Should an entry contain an image, leave the image out and repeat the entry's text exactly.

START AVAILABLE RECORDS

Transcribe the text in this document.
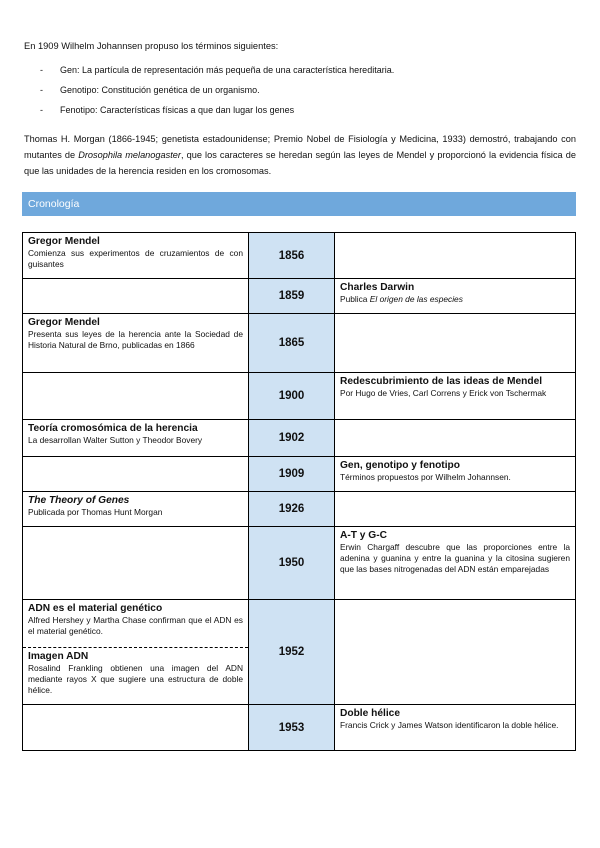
En 1909 Wilhelm Johannsen propuso los términos siguientes:
- Gen: La partícula de representación más pequeña de una característica hereditaria.
- Genotipo: Constitución genética de un organismo.
- Fenotipo: Características físicas a que dan lugar los genes
Thomas H. Morgan (1866-1945; genetista estadounidense; Premio Nobel de Fisiología y Medicina, 1933) demostró, trabajando con mutantes de Drosophila melanogaster, que los caracteres se heredan según las leyes de Mendel y proporcionó la evidencia física de que las unidades de la herencia residen en los cromosomas.
Cronología
1856
1859
1865
1900
1902
1909
1926
1950
1952
1953
Gregor Mendel
Comienza sus experimentos de cruzamientos de con guisantes
Gregor Mendel
Presenta sus leyes de la herencia ante la Sociedad de Historia Natural de Brno, publicadas en 1866
Teoría cromosómica de la herencia
La desarrollan Walter Sutton y Theodor Bovery
The Theory of Genes
Publicada por Thomas Hunt Morgan
ADN es el material genético
Alfred Hershey y Martha Chase confirman que el ADN es el material genético.
Imagen ADN
Rosalind Frankling obtienen una imagen del ADN mediante rayos X que sugiere una estructura de doble hélice.
Charles Darwin
Publica El origen de las especies
Redescubrimiento de las ideas de Mendel
Por Hugo de Vries, Carl Correns y Erick von Tschermak
Gen, genotipo y fenotipo
Términos propuestos por Wilhelm Johannsen.
A-T y G-C
Erwin Chargaff descubre que las proporciones entre la adenina y guanina y entre la guanina y la citosina sugieren que las bases nitrogenadas del ADN están emparejadas
Doble hélice
Francis Crick y James Watson identificaron la doble hélice.
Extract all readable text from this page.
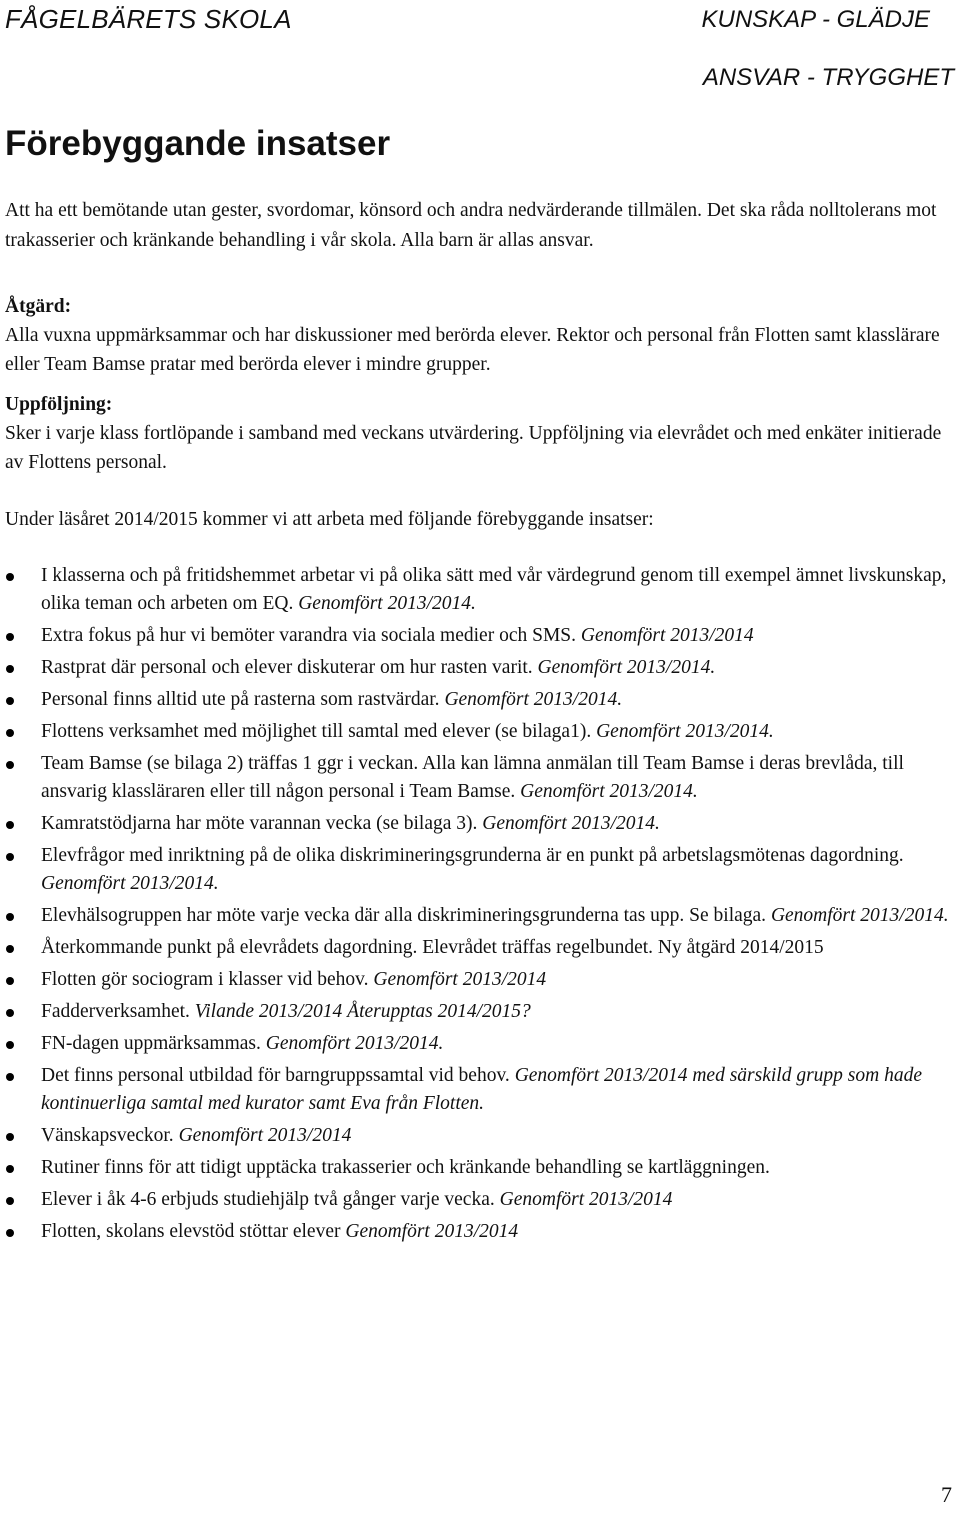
FÅGELBÄRETS SKOLA	KUNSKAP - GLÄDJE
ANSVAR - TRYGGHET
Förebyggande insatser

Att ha ett bemötande utan gester, svordomar, könsord och andra nedvärderande tillmälen. Det ska råda nolltolerans mot trakasserier och kränkande behandling i vår skola. Alla barn är allas ansvar.

Åtgärd:
Alla vuxna uppmärksammar och har diskussioner med berörda elever. Rektor och personal från Flotten samt klasslärare eller Team Bamse pratar med berörda elever i mindre grupper.

Uppföljning:
Sker i varje klass fortlöpande i samband med veckans utvärdering. Uppföljning via elevrådet och med enkäter initierade av Flottens personal.

Under läsåret 2014/2015 kommer vi att arbeta med följande förebyggande insatser:

I klasserna och på fritidshemmet arbetar vi på olika sätt med vår värdegrund genom till exempel ämnet livskunskap, olika teman och arbeten om EQ. Genomfört 2013/2014.
Extra fokus på hur vi bemöter varandra via sociala medier och SMS. Genomfört 2013/2014
Rastprat där personal och elever diskuterar om hur rasten varit. Genomfört 2013/2014.
Personal finns alltid ute på rasterna som rastvärdar. Genomfört 2013/2014.
Flottens verksamhet med möjlighet till samtal med elever (se bilaga1). Genomfört 2013/2014.
Team Bamse (se bilaga 2) träffas 1 ggr i veckan. Alla kan lämna anmälan till Team Bamse i deras brevlåda, till ansvarig klassläraren eller till någon personal i Team Bamse. Genomfört 2013/2014.
Kamratstödjarna har möte varannan vecka (se bilaga 3). Genomfört 2013/2014.
Elevfrågor med inriktning på de olika diskrimineringsgrunderna är en punkt på arbetslagsmötenas dagordning. Genomfört 2013/2014.
Elevhälsogruppen har möte varje vecka där alla diskrimineringsgrunderna tas upp. Se bilaga. Genomfört 2013/2014.
Återkommande punkt på elevrådets dagordning. Elevrådet träffas regelbundet. Ny åtgärd 2014/2015
Flotten gör sociogram i klasser vid behov. Genomfört 2013/2014
Fadderverksamhet. Vilande 2013/2014 Återupptas 2014/2015?
FN-dagen uppmärksammas. Genomfört 2013/2014.
Det finns personal utbildad för barngruppssamtal vid behov. Genomfört 2013/2014 med särskild grupp som hade kontinuerliga samtal med kurator samt Eva från Flotten.
Vänskapsveckor. Genomfört 2013/2014
Rutiner finns för att tidigt upptäcka trakasserier och kränkande behandling se kartläggningen.
Elever i åk 4-6 erbjuds studiehjälp två gånger varje vecka. Genomfört 2013/2014
Flotten, skolans elevstöd stöttar elever Genomfört 2013/2014
7
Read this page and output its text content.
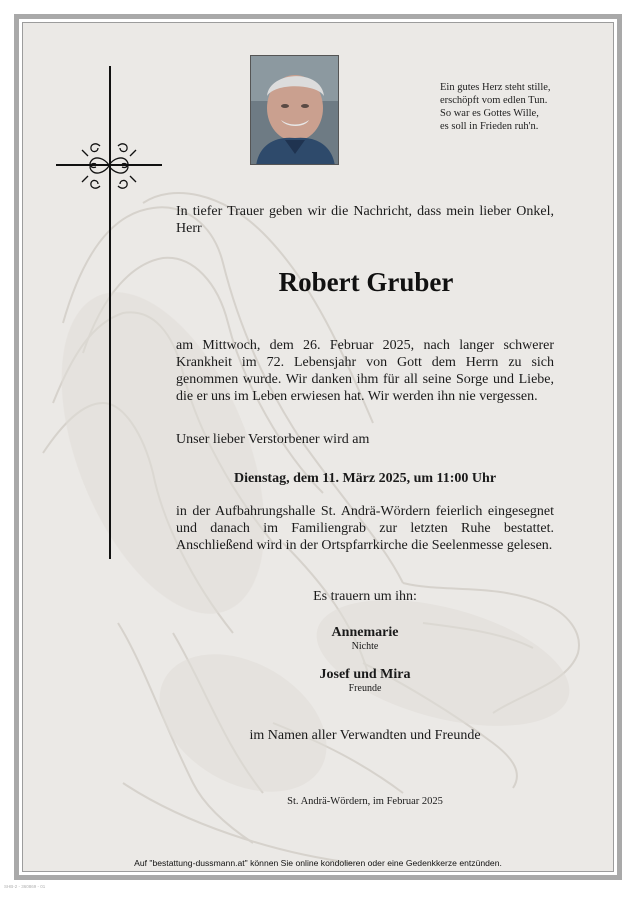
Ein gutes Herz steht stille,
erschöpft vom edlen Tun.
So war es Gottes Wille,
es soll in Frieden ruh'n.
In tiefer Trauer geben wir die Nachricht, dass mein lieber Onkel, Herr
Robert Gruber
am Mittwoch, dem 26. Februar 2025, nach langer schwerer Krankheit im 72. Lebensjahr von Gott dem Herrn zu sich genommen wurde. Wir danken ihm für all seine Sorge und Liebe, die er uns im Leben erwiesen hat. Wir werden ihn nie vergessen.
Unser lieber Verstorbener wird am
Dienstag, dem 11. März 2025, um 11:00 Uhr
in der Aufbahrungshalle St. Andrä-Wördern feierlich eingesegnet und danach im Familiengrab zur letzten Ruhe bestattet. Anschließend wird in der Ortspfarrkirche die Seelenmesse gelesen.
Es trauern um ihn:
Annemarie
Nichte
Josef und Mira
Freunde
im Namen aller Verwandten und Freunde
St. Andrä-Wördern, im Februar 2025
Auf "bestattung-dussmann.at" können Sie online kondolieren oder eine Gedenkkerze entzünden.
SHB-2 - 360869 - 01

END AVAILABLE RECORDS

**OUTPUT FOR THIS EXERCISE**
Transcribe the text in this document.
En 1909 Wilhelm Johannsen propuso los términos siguientes:
- Gen: La partícula de representación más pequeña de una característica hereditaria.
- Genotipo: Constitución genética de un organismo.
- Fenotipo: Características físicas a que dan lugar los genes
Thomas H. Morgan (1866-1945; genetista estadounidense; Premio Nobel de Fisiología y Medicina, 1933) demostró, trabajando con mutantes de Drosophila melanogaster, que los caracteres se heredan según las leyes de Mendel y proporcionó la evidencia física de que las unidades de la herencia residen en los cromosomas.
Cronología
1856
1859
1865
1900
1902
1909
1926
1950
1952
1953
Gregor Mendel
Comienza sus experimentos de cruzamientos de con guisantes
Gregor Mendel
Presenta sus leyes de la herencia ante la Sociedad de Historia Natural de Brno, publicadas en 1866
Teoría cromosómica de la herencia
La desarrollan Walter Sutton y Theodor Bovery
The Theory of Genes
Publicada por Thomas Hunt Morgan
ADN es el material genético
Alfred Hershey y Martha Chase confirman que el ADN es el material genético.
Imagen ADN
Rosalind Frankling obtienen una imagen del ADN mediante rayos X que sugiere una estructura de doble hélice.
Charles Darwin
Publica El origen de las especies
Redescubrimiento de las ideas de Mendel
Por Hugo de Vries, Carl Correns y Erick von Tschermak
Gen, genotipo y fenotipo
Términos propuestos por Wilhelm Johannsen.
A-T y G-C
Erwin Chargaff descubre que las proporciones entre la adenina y guanina y entre la guanina y la citosina sugieren que las bases nitrogenadas del ADN están emparejadas
Doble hélice
Francis Crick y James Watson identificaron la doble hélice.
Extract all readable text from this page.
FÅGELBÄRETS SKOLA	KUNSKAP - GLÄDJE
ANSVAR - TRYGGHET
Förebyggande insatser

Att ha ett bemötande utan gester, svordomar, könsord och andra nedvärderande tillmälen. Det ska råda nolltolerans mot trakasserier och kränkande behandling i vår skola. Alla barn är allas ansvar.

Åtgärd:
Alla vuxna uppmärksammar och har diskussioner med berörda elever. Rektor och personal från Flotten samt klasslärare eller Team Bamse pratar med berörda elever i mindre grupper.

Uppföljning:
Sker i varje klass fortlöpande i samband med veckans utvärdering. Uppföljning via elevrådet och med enkäter initierade av Flottens personal.

Under läsåret 2014/2015 kommer vi att arbeta med följande förebyggande insatser:

I klasserna och på fritidshemmet arbetar vi på olika sätt med vår värdegrund genom till exempel ämnet livskunskap, olika teman och arbeten om EQ. Genomfört 2013/2014.
Extra fokus på hur vi bemöter varandra via sociala medier och SMS. Genomfört 2013/2014
Rastprat där personal och elever diskuterar om hur rasten varit. Genomfört 2013/2014.
Personal finns alltid ute på rasterna som rastvärdar. Genomfört 2013/2014.
Flottens verksamhet med möjlighet till samtal med elever (se bilaga1). Genomfört 2013/2014.
Team Bamse (se bilaga 2) träffas 1 ggr i veckan. Alla kan lämna anmälan till Team Bamse i deras brevlåda, till ansvarig klassläraren eller till någon personal i Team Bamse. Genomfört 2013/2014.
Kamratstödjarna har möte varannan vecka (se bilaga 3). Genomfört 2013/2014.
Elevfrågor med inriktning på de olika diskrimineringsgrunderna är en punkt på arbetslagsmötenas dagordning. Genomfört 2013/2014.
Elevhälsogruppen har möte varje vecka där alla diskrimineringsgrunderna tas upp. Se bilaga. Genomfört 2013/2014.
Återkommande punkt på elevrådets dagordning. Elevrådet träffas regelbundet. Ny åtgärd 2014/2015
Flotten gör sociogram i klasser vid behov. Genomfört 2013/2014
Fadderverksamhet. Vilande 2013/2014 Återupptas 2014/2015?
FN-dagen uppmärksammas. Genomfört 2013/2014.
Det finns personal utbildad för barngruppssamtal vid behov. Genomfört 2013/2014 med särskild grupp som hade kontinuerliga samtal med kurator samt Eva från Flotten.
Vänskapsveckor. Genomfört 2013/2014
Rutiner finns för att tidigt upptäcka trakasserier och kränkande behandling se kartläggningen.
Elever i åk 4-6 erbjuds studiehjälp två gånger varje vecka. Genomfört 2013/2014
Flotten, skolans elevstöd stöttar elever Genomfört 2013/2014
7
Read this page and output its text content.
Ein gutes Herz steht stille,
erschöpft vom edlen Tun.
So war es Gottes Wille,
es soll in Frieden ruh'n.
In tiefer Trauer geben wir die Nachricht, dass mein lieber Onkel, Herr
Robert Gruber
am Mittwoch, dem 26. Februar 2025, nach langer schwerer Krankheit im 72. Lebensjahr von Gott dem Herrn zu sich genommen wurde. Wir danken ihm für all seine Sorge und Liebe, die er uns im Leben erwiesen hat. Wir werden ihn nie vergessen.
Unser lieber Verstorbener wird am
Dienstag, dem 11. März 2025, um 11:00 Uhr
in der Aufbahrungshalle St. Andrä-Wördern feierlich eingesegnet und danach im Familiengrab zur letzten Ruhe bestattet. Anschließend wird in der Ortspfarrkirche die Seelenmesse gelesen.
Es trauern um ihn:
Annemarie
Nichte
Josef und Mira
Freunde
im Namen aller Verwandten und Freunde
St. Andrä-Wördern, im Februar 2025
Auf "bestattung-dussmann.at" können Sie online kondolieren oder eine Gedenkkerze entzünden.
SHB-2 - 360869 - 01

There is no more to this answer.